— START —
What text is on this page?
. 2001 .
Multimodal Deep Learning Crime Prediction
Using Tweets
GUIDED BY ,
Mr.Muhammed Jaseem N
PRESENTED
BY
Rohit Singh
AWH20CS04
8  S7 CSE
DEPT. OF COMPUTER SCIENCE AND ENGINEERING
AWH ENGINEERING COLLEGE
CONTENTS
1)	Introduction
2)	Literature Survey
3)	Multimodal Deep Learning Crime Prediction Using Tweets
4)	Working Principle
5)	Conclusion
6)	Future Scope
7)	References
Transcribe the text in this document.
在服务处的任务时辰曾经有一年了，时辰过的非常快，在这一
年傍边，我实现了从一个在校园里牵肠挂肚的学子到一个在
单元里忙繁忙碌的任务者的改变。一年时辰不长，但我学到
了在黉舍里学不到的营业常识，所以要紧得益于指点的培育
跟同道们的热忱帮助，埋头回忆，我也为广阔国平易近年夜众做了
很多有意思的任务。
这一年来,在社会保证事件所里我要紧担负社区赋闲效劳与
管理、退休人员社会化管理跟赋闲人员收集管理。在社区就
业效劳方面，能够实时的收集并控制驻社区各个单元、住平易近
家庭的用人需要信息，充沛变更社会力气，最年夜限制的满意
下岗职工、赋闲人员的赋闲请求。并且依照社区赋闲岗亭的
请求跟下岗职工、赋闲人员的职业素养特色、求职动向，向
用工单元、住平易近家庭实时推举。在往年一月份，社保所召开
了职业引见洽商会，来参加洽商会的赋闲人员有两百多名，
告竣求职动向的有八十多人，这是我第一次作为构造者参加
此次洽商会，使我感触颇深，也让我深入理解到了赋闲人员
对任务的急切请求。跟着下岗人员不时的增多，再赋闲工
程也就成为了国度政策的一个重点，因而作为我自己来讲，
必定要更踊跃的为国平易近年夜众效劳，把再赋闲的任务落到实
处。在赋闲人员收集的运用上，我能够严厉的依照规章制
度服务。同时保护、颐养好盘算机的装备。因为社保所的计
— END —
*Task brief:*
Retype the data in full and match it exactly.

*The output:*
What text is on this page?
. 2001 .
Multimodal Deep Learning Crime Prediction
Using Tweets
GUIDED BY ,
Mr.Muhammed Jaseem N
PRESENTED
BY
Rohit Singh
AWH20CS04
8  S7 CSE
DEPT. OF COMPUTER SCIENCE AND ENGINEERING
AWH ENGINEERING COLLEGE
CONTENTS
1)	Introduction
2)	Literature Survey
3)	Multimodal Deep Learning Crime Prediction Using Tweets
4)	Working Principle
5)	Conclusion
6)	Future Scope
7)	References
Transcribe the text in this document.
在服务处的任务时辰曾经有一年了，时辰过的非常快，在这一
年傍边，我实现了从一个在校园里牵肠挂肚的学子到一个在
单元里忙繁忙碌的任务者的改变。一年时辰不长，但我学到
了在黉舍里学不到的营业常识，所以要紧得益于指点的培育
跟同道们的热忱帮助，埋头回忆，我也为广阔国平易近年夜众做了
很多有意思的任务。
这一年来,在社会保证事件所里我要紧担负社区赋闲效劳与
管理、退休人员社会化管理跟赋闲人员收集管理。在社区就
业效劳方面，能够实时的收集并控制驻社区各个单元、住平易近
家庭的用人需要信息，充沛变更社会力气，最年夜限制的满意
下岗职工、赋闲人员的赋闲请求。并且依照社区赋闲岗亭的
请求跟下岗职工、赋闲人员的职业素养特色、求职动向，向
用工单元、住平易近家庭实时推举。在往年一月份，社保所召开
了职业引见洽商会，来参加洽商会的赋闲人员有两百多名，
告竣求职动向的有八十多人，这是我第一次作为构造者参加
此次洽商会，使我感触颇深，也让我深入理解到了赋闲人员
对任务的急切请求。跟着下岗人员不时的增多，再赋闲工
程也就成为了国度政策的一个重点，因而作为我自己来讲，
必定要更踊跃的为国平易近年夜众效劳，把再赋闲的任务落到实
处。在赋闲人员收集的运用上，我能够严厉的依照规章制
度服务。同时保护、颐养好盘算机的装备。因为社保所的计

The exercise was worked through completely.